→ **RECORDS FOR PROCESSING**:

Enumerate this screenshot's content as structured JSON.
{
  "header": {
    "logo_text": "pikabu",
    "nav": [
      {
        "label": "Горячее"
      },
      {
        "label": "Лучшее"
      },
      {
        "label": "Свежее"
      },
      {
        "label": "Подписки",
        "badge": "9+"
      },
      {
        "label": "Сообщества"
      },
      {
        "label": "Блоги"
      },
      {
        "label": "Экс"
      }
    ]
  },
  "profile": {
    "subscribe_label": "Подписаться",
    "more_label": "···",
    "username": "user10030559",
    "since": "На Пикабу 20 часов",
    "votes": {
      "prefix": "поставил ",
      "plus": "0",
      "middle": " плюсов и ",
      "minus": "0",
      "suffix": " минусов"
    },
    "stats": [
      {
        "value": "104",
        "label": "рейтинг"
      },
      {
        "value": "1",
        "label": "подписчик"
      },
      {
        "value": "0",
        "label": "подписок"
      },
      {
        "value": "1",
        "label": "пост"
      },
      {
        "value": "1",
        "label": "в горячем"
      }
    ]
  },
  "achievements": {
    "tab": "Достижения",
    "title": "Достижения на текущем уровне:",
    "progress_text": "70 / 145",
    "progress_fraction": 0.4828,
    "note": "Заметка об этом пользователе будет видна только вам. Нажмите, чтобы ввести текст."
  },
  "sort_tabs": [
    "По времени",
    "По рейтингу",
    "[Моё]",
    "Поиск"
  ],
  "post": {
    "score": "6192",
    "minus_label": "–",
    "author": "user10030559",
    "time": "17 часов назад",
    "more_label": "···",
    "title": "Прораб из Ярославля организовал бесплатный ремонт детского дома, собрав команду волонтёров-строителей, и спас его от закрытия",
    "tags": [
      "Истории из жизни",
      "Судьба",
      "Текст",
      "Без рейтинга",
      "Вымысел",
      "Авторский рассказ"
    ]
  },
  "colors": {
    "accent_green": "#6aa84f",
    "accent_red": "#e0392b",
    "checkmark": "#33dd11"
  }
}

→ **THE EXERCISE**:
All of the records must be repeated exactly.

→ **RESPONSE TO THIS EXERCISE**:
Enumerate this screenshot's content as structured JSON.
{
  "header": {
    "logo_text": "pikabu",
    "nav": [
      {
        "label": "Горячее"
      },
      {
        "label": "Лучшее"
      },
      {
        "label": "Свежее"
      },
      {
        "label": "Подписки",
        "badge": "9+"
      },
      {
        "label": "Сообщества"
      },
      {
        "label": "Блоги"
      },
      {
        "label": "Экс"
      }
    ]
  },
  "profile": {
    "subscribe_label": "Подписаться",
    "more_label": "···",
    "username": "user10030559",
    "since": "На Пикабу 20 часов",
    "votes": {
      "prefix": "поставил ",
      "plus": "0",
      "middle": " плюсов и ",
      "minus": "0",
      "suffix": " минусов"
    },
    "stats": [
      {
        "value": "104",
        "label": "рейтинг"
      },
      {
        "value": "1",
        "label": "подписчик"
      },
      {
        "value": "0",
        "label": "подписок"
      },
      {
        "value": "1",
        "label": "пост"
      },
      {
        "value": "1",
        "label": "в горячем"
      }
    ]
  },
  "achievements": {
    "tab": "Достижения",
    "title": "Достижения на текущем уровне:",
    "progress_text": "70 / 145",
    "progress_fraction": 0.4828,
    "note": "Заметка об этом пользователе будет видна только вам. Нажмите, чтобы ввести текст."
  },
  "sort_tabs": [
    "По времени",
    "По рейтингу",
    "[Моё]",
    "Поиск"
  ],
  "post": {
    "score": "6192",
    "minus_label": "–",
    "author": "user10030559",
    "time": "17 часов назад",
    "more_label": "···",
    "title": "Прораб из Ярославля организовал бесплатный ремонт детского дома, собрав команду волонтёров-строителей, и спас его от закрытия",
    "tags": [
      "Истории из жизни",
      "Судьба",
      "Текст",
      "Без рейтинга",
      "Вымысел",
      "Авторский рассказ"
    ]
  },
  "colors": {
    "accent_green": "#6aa84f",
    "accent_red": "#e0392b",
    "checkmark": "#33dd11"
  }
}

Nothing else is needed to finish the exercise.